Data items:
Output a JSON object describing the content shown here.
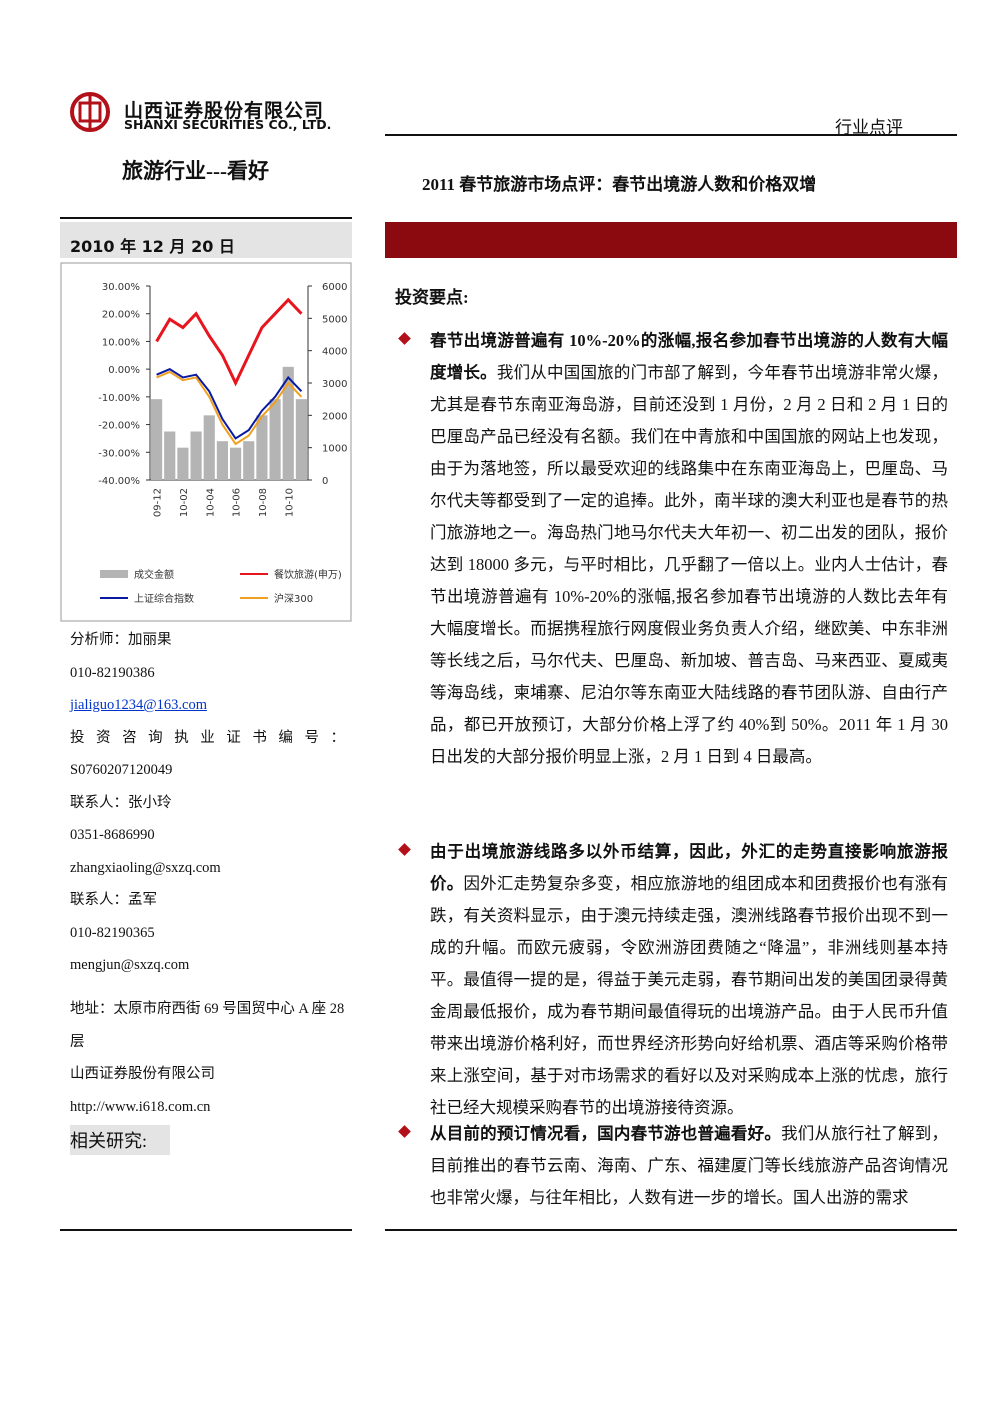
{
  "header": {
    "company_cn": "山西证券股份有限公司",
    "company_en": "SHANXI SECURITIES CO., LTD.",
    "report_type": "行业点评"
  },
  "sector": "旅游行业---看好",
  "title": "2011 春节旅游市场点评：春节出境游人数和价格双增",
  "date": "2010 年 12 月 20 日",
  "chart_data": {
    "type": "combo",
    "categories": [
      "09-12",
      null,
      "10-02",
      null,
      "10-04",
      null,
      "10-06",
      null,
      "10-08",
      null,
      "10-10",
      null
    ],
    "series": [
      {
        "name": "成交金额",
        "color": "#b4b4b4",
        "type": "bar",
        "axis": "y2",
        "values": [
          2500,
          1500,
          1000,
          1500,
          2000,
          1200,
          1000,
          1200,
          2000,
          2500,
          3500,
          2500
        ]
      },
      {
        "name": "餐饮旅游(申万)",
        "color": "#e8141e",
        "type": "line",
        "values": [
          10,
          18,
          15,
          20,
          12,
          5,
          -5,
          5,
          15,
          20,
          25,
          20
        ]
      },
      {
        "name": "上证综合指数",
        "color": "#0a1aa0",
        "type": "line",
        "values": [
          -2,
          0,
          -3,
          -2,
          -8,
          -18,
          -25,
          -22,
          -15,
          -10,
          -3,
          -8
        ]
      },
      {
        "name": "沪深300",
        "color": "#f0a020",
        "type": "line",
        "values": [
          -3,
          -1,
          -4,
          -3,
          -10,
          -20,
          -27,
          -24,
          -17,
          -12,
          -5,
          -10
        ]
      }
    ],
    "ylim": [
      -40,
      30
    ],
    "yticks": [
      {
        "value": 30,
        "label": "30.00%"
      },
      {
        "value": 20,
        "label": "20.00%"
      },
      {
        "value": 10,
        "label": "10.00%"
      },
      {
        "value": 0,
        "label": "0.00%"
      },
      {
        "value": -10,
        "label": "-10.00%"
      },
      {
        "value": -20,
        "label": "-20.00%"
      },
      {
        "value": -30,
        "label": "-30.00%"
      },
      {
        "value": -40,
        "label": "-40.00%"
      }
    ],
    "y2lim": [
      0,
      6000
    ],
    "y2ticks": [
      0,
      1000,
      2000,
      3000,
      4000,
      5000,
      6000
    ]
  },
  "contacts": [
    "分析师：加丽果",
    "010-82190386",
    "jialiguo1234@163.com",
    "投资咨询执业证书编号：",
    "S0760207120049",
    "联系人：张小玲",
    "0351-8686990",
    "zhangxiaoling@sxzq.com",
    "联系人：孟军",
    "010-82190365",
    "mengjun@sxzq.com"
  ],
  "address": [
    "地址：太原市府西街 69 号国贸中心 A 座 28 层",
    "山西证券股份有限公司",
    "http://www.i618.com.cn"
  ],
  "related": "相关研究:",
  "points_title": "投资要点:",
  "bullets": [
    {
      "lead": "春节出境游普遍有 10%-20%的涨幅,报名参加春节出境游的人数有大幅度增长。",
      "body": "我们从中国国旅的门市部了解到，今年春节出境游非常火爆，尤其是春节东南亚海岛游，目前还没到 1 月份，2 月 2 日和 2 月 1 日的巴厘岛产品已经没有名额。我们在中青旅和中国国旅的网站上也发现，由于为落地签，所以最受欢迎的线路集中在东南亚海岛上，巴厘岛、马尔代夫等都受到了一定的追捧。此外，南半球的澳大利亚也是春节的热门旅游地之一。海岛热门地马尔代夫大年初一、初二出发的团队，报价达到 18000 多元，与平时相比，几乎翻了一倍以上。业内人士估计，春节出境游普遍有 10%-20%的涨幅,报名参加春节出境游的人数比去年有大幅度增长。而据携程旅行网度假业务负责人介绍，继欧美、中东非洲等长线之后，马尔代夫、巴厘岛、新加坡、普吉岛、马来西亚、夏威夷等海岛线，柬埔寨、尼泊尔等东南亚大陆线路的春节团队游、自由行产品，都已开放预订，大部分价格上浮了约 40%到 50%。2011 年 1 月 30 日出发的大部分报价明显上涨，2 月 1 日到 4 日最高。"
    },
    {
      "lead": "由于出境旅游线路多以外币结算，因此，外汇的走势直接影响旅游报价。",
      "body": "因外汇走势复杂多变，相应旅游地的组团成本和团费报价也有涨有跌，有关资料显示，由于澳元持续走强，澳洲线路春节报价出现不到一成的升幅。而欧元疲弱，令欧洲游团费随之“降温”，非洲线则基本持平。最值得一提的是，得益于美元走弱，春节期间出发的美国团录得黄金周最低报价，成为春节期间最值得玩的出境游产品。由于人民币升值带来出境游价格利好，而世界经济形势向好给机票、酒店等采购价格带来上涨空间，基于对市场需求的看好以及对采购成本上涨的忧虑，旅行社已经大规模采购春节的出境游接待资源。"
    },
    {
      "lead": "从目前的预订情况看，国内春节游也普遍看好。",
      "body": "我们从旅行社了解到，目前推出的春节云南、海南、广东、福建厦门等长线旅游产品咨询情况也非常火爆，与往年相比，人数有进一步的增长。国人出游的需求"
    }
  ]
}
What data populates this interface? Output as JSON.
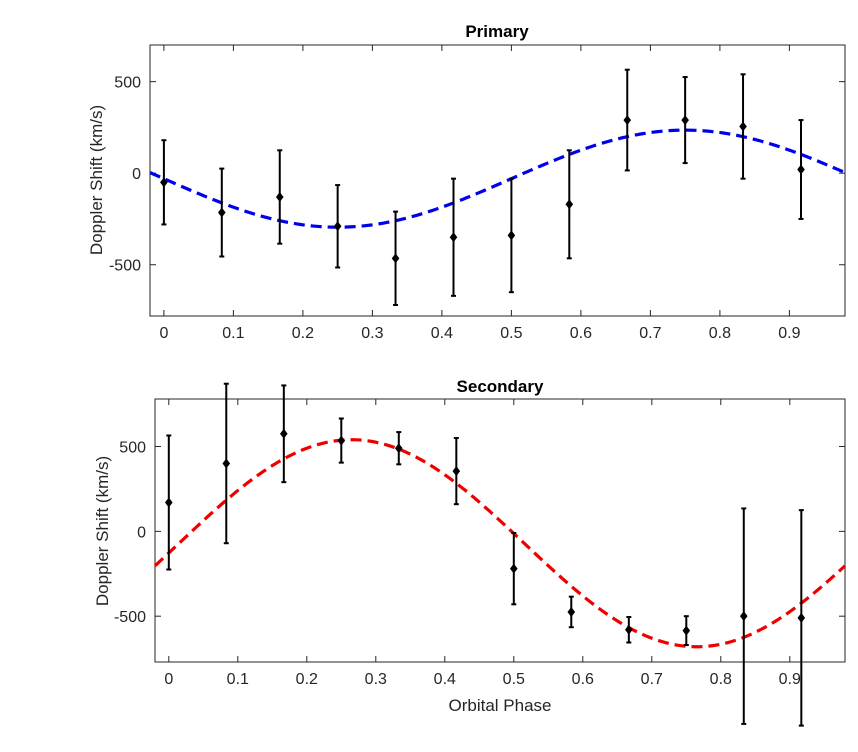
{
  "chart_data": [
    {
      "type": "scatter",
      "title": "Primary",
      "xlabel": "",
      "ylabel": "Doppler Shift (km/s)",
      "xlim": [
        -0.02,
        0.98
      ],
      "ylim": [
        -780,
        700
      ],
      "xticks": [
        0,
        0.1,
        0.2,
        0.3,
        0.4,
        0.5,
        0.6,
        0.7,
        0.8,
        0.9
      ],
      "xtick_labels": [
        "0",
        "0.1",
        "0.2",
        "0.3",
        "0.4",
        "0.5",
        "0.6",
        "0.7",
        "0.8",
        "0.9"
      ],
      "yticks": [
        -500,
        0,
        500
      ],
      "ytick_labels": [
        "-500",
        "0",
        "500"
      ],
      "points": {
        "x": [
          0,
          0.0833,
          0.1667,
          0.25,
          0.3333,
          0.4167,
          0.5,
          0.5833,
          0.6667,
          0.75,
          0.8333,
          0.9167
        ],
        "y": [
          -50,
          -215,
          -130,
          -290,
          -465,
          -350,
          -340,
          -170,
          290,
          290,
          255,
          20
        ],
        "yerr": [
          230,
          240,
          255,
          225,
          255,
          320,
          310,
          295,
          275,
          235,
          285,
          270
        ],
        "color": "#000000"
      },
      "fit": {
        "type": "sinusoid",
        "gamma": -30,
        "K": 265,
        "phase_of_min": 0.25,
        "color": "#0000ee"
      }
    },
    {
      "type": "scatter",
      "title": "Secondary",
      "xlabel": "Orbital Phase",
      "ylabel": "Doppler Shift (km/s)",
      "xlim": [
        -0.02,
        0.98
      ],
      "ylim": [
        -770,
        780
      ],
      "xticks": [
        0,
        0.1,
        0.2,
        0.3,
        0.4,
        0.5,
        0.6,
        0.7,
        0.8,
        0.9
      ],
      "xtick_labels": [
        "0",
        "0.1",
        "0.2",
        "0.3",
        "0.4",
        "0.5",
        "0.6",
        "0.7",
        "0.8",
        "0.9"
      ],
      "yticks": [
        -500,
        0,
        500
      ],
      "ytick_labels": [
        "-500",
        "0",
        "500"
      ],
      "points": {
        "x": [
          0,
          0.0833,
          0.1667,
          0.25,
          0.3333,
          0.4167,
          0.5,
          0.5833,
          0.6667,
          0.75,
          0.8333,
          0.9167
        ],
        "y": [
          170,
          400,
          575,
          535,
          490,
          355,
          -220,
          -475,
          -580,
          -585,
          -500,
          -510
        ],
        "yerr": [
          395,
          470,
          285,
          130,
          95,
          195,
          210,
          90,
          75,
          85,
          635,
          635
        ],
        "color": "#000000"
      },
      "fit": {
        "type": "sinusoid",
        "gamma": -70,
        "K": 610,
        "phase_of_min": 0.765,
        "color": "#ee0000"
      }
    }
  ]
}
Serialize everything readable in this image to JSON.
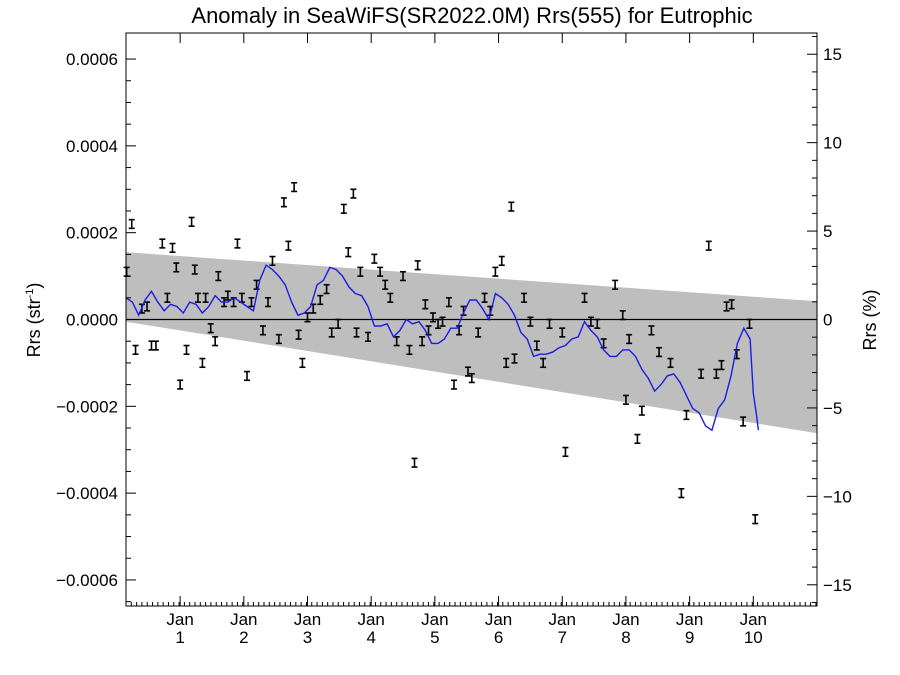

▶ What you should do
Skip the images and write out the rest of the listing exactly.

▶ Response to the exercise
Output a JSON object describing the content shown here.
{
  "header": {
    "company_cn": "山西证券股份有限公司",
    "company_en": "SHANXI SECURITIES CO., LTD.",
    "report_type": "行业点评"
  },
  "sector": "旅游行业---看好",
  "title": "2011 春节旅游市场点评：春节出境游人数和价格双增",
  "date": "2010 年 12 月 20 日",
  "chart_data": {
    "type": "combo",
    "categories": [
      "09-12",
      null,
      "10-02",
      null,
      "10-04",
      null,
      "10-06",
      null,
      "10-08",
      null,
      "10-10",
      null
    ],
    "series": [
      {
        "name": "成交金额",
        "color": "#b4b4b4",
        "type": "bar",
        "axis": "y2",
        "values": [
          2500,
          1500,
          1000,
          1500,
          2000,
          1200,
          1000,
          1200,
          2000,
          2500,
          3500,
          2500
        ]
      },
      {
        "name": "餐饮旅游(申万)",
        "color": "#e8141e",
        "type": "line",
        "values": [
          10,
          18,
          15,
          20,
          12,
          5,
          -5,
          5,
          15,
          20,
          25,
          20
        ]
      },
      {
        "name": "上证综合指数",
        "color": "#0a1aa0",
        "type": "line",
        "values": [
          -2,
          0,
          -3,
          -2,
          -8,
          -18,
          -25,
          -22,
          -15,
          -10,
          -3,
          -8
        ]
      },
      {
        "name": "沪深300",
        "color": "#f0a020",
        "type": "line",
        "values": [
          -3,
          -1,
          -4,
          -3,
          -10,
          -20,
          -27,
          -24,
          -17,
          -12,
          -5,
          -10
        ]
      }
    ],
    "ylim": [
      -40,
      30
    ],
    "yticks": [
      {
        "value": 30,
        "label": "30.00%"
      },
      {
        "value": 20,
        "label": "20.00%"
      },
      {
        "value": 10,
        "label": "10.00%"
      },
      {
        "value": 0,
        "label": "0.00%"
      },
      {
        "value": -10,
        "label": "-10.00%"
      },
      {
        "value": -20,
        "label": "-20.00%"
      },
      {
        "value": -30,
        "label": "-30.00%"
      },
      {
        "value": -40,
        "label": "-40.00%"
      }
    ],
    "y2lim": [
      0,
      6000
    ],
    "y2ticks": [
      0,
      1000,
      2000,
      3000,
      4000,
      5000,
      6000
    ]
  },
  "contacts": [
    "分析师：加丽果",
    "010-82190386",
    "jialiguo1234@163.com",
    "投资咨询执业证书编号：",
    "S0760207120049",
    "联系人：张小玲",
    "0351-8686990",
    "zhangxiaoling@sxzq.com",
    "联系人：孟军",
    "010-82190365",
    "mengjun@sxzq.com"
  ],
  "address": [
    "地址：太原市府西街 69 号国贸中心 A 座 28 层",
    "山西证券股份有限公司",
    "http://www.i618.com.cn"
  ],
  "related": "相关研究:",
  "points_title": "投资要点:",
  "bullets": [
    {
      "lead": "春节出境游普遍有 10%-20%的涨幅,报名参加春节出境游的人数有大幅度增长。",
      "body": "我们从中国国旅的门市部了解到，今年春节出境游非常火爆，尤其是春节东南亚海岛游，目前还没到 1 月份，2 月 2 日和 2 月 1 日的巴厘岛产品已经没有名额。我们在中青旅和中国国旅的网站上也发现，由于为落地签，所以最受欢迎的线路集中在东南亚海岛上，巴厘岛、马尔代夫等都受到了一定的追捧。此外，南半球的澳大利亚也是春节的热门旅游地之一。海岛热门地马尔代夫大年初一、初二出发的团队，报价达到 18000 多元，与平时相比，几乎翻了一倍以上。业内人士估计，春节出境游普遍有 10%-20%的涨幅,报名参加春节出境游的人数比去年有大幅度增长。而据携程旅行网度假业务负责人介绍，继欧美、中东非洲等长线之后，马尔代夫、巴厘岛、新加坡、普吉岛、马来西亚、夏威夷等海岛线，柬埔寨、尼泊尔等东南亚大陆线路的春节团队游、自由行产品，都已开放预订，大部分价格上浮了约 40%到 50%。2011 年 1 月 30 日出发的大部分报价明显上涨，2 月 1 日到 4 日最高。"
    },
    {
      "lead": "由于出境旅游线路多以外币结算，因此，外汇的走势直接影响旅游报价。",
      "body": "因外汇走势复杂多变，相应旅游地的组团成本和团费报价也有涨有跌，有关资料显示，由于澳元持续走强，澳洲线路春节报价出现不到一成的升幅。而欧元疲弱，令欧洲游团费随之“降温”，非洲线则基本持平。最值得一提的是，得益于美元走弱，春节期间出发的美国团录得黄金周最低报价，成为春节期间最值得玩的出境游产品。由于人民币升值带来出境游价格利好，而世界经济形势向好给机票、酒店等采购价格带来上涨空间，基于对市场需求的看好以及对采购成本上涨的忧虑，旅行社已经大规模采购春节的出境游接待资源。"
    },
    {
      "lead": "从目前的预订情况看，国内春节游也普遍看好。",
      "body": "我们从旅行社了解到，目前推出的春节云南、海南、广东、福建厦门等长线旅游产品咨询情况也非常火爆，与往年相比，人数有进一步的增长。国人出游的需求"
    }
  ]
}
What data populates this interface? Output as JSON.
{
  "chart_data": [
    {
      "type": "scatter",
      "title": "Primary",
      "xlabel": "",
      "ylabel": "Doppler Shift (km/s)",
      "xlim": [
        -0.02,
        0.98
      ],
      "ylim": [
        -780,
        700
      ],
      "xticks": [
        0,
        0.1,
        0.2,
        0.3,
        0.4,
        0.5,
        0.6,
        0.7,
        0.8,
        0.9
      ],
      "xtick_labels": [
        "0",
        "0.1",
        "0.2",
        "0.3",
        "0.4",
        "0.5",
        "0.6",
        "0.7",
        "0.8",
        "0.9"
      ],
      "yticks": [
        -500,
        0,
        500
      ],
      "ytick_labels": [
        "-500",
        "0",
        "500"
      ],
      "points": {
        "x": [
          0,
          0.0833,
          0.1667,
          0.25,
          0.3333,
          0.4167,
          0.5,
          0.5833,
          0.6667,
          0.75,
          0.8333,
          0.9167
        ],
        "y": [
          -50,
          -215,
          -130,
          -290,
          -465,
          -350,
          -340,
          -170,
          290,
          290,
          255,
          20
        ],
        "yerr": [
          230,
          240,
          255,
          225,
          255,
          320,
          310,
          295,
          275,
          235,
          285,
          270
        ],
        "color": "#000000"
      },
      "fit": {
        "type": "sinusoid",
        "gamma": -30,
        "K": 265,
        "phase_of_min": 0.25,
        "color": "#0000ee"
      }
    },
    {
      "type": "scatter",
      "title": "Secondary",
      "xlabel": "Orbital Phase",
      "ylabel": "Doppler Shift (km/s)",
      "xlim": [
        -0.02,
        0.98
      ],
      "ylim": [
        -770,
        780
      ],
      "xticks": [
        0,
        0.1,
        0.2,
        0.3,
        0.4,
        0.5,
        0.6,
        0.7,
        0.8,
        0.9
      ],
      "xtick_labels": [
        "0",
        "0.1",
        "0.2",
        "0.3",
        "0.4",
        "0.5",
        "0.6",
        "0.7",
        "0.8",
        "0.9"
      ],
      "yticks": [
        -500,
        0,
        500
      ],
      "ytick_labels": [
        "-500",
        "0",
        "500"
      ],
      "points": {
        "x": [
          0,
          0.0833,
          0.1667,
          0.25,
          0.3333,
          0.4167,
          0.5,
          0.5833,
          0.6667,
          0.75,
          0.8333,
          0.9167
        ],
        "y": [
          170,
          400,
          575,
          535,
          490,
          355,
          -220,
          -475,
          -580,
          -585,
          -500,
          -510
        ],
        "yerr": [
          395,
          470,
          285,
          130,
          95,
          195,
          210,
          90,
          75,
          85,
          635,
          635
        ],
        "color": "#000000"
      },
      "fit": {
        "type": "sinusoid",
        "gamma": -70,
        "K": 610,
        "phase_of_min": 0.765,
        "color": "#ee0000"
      }
    }
  ]
}
Serialize everything readable in this image to JSON.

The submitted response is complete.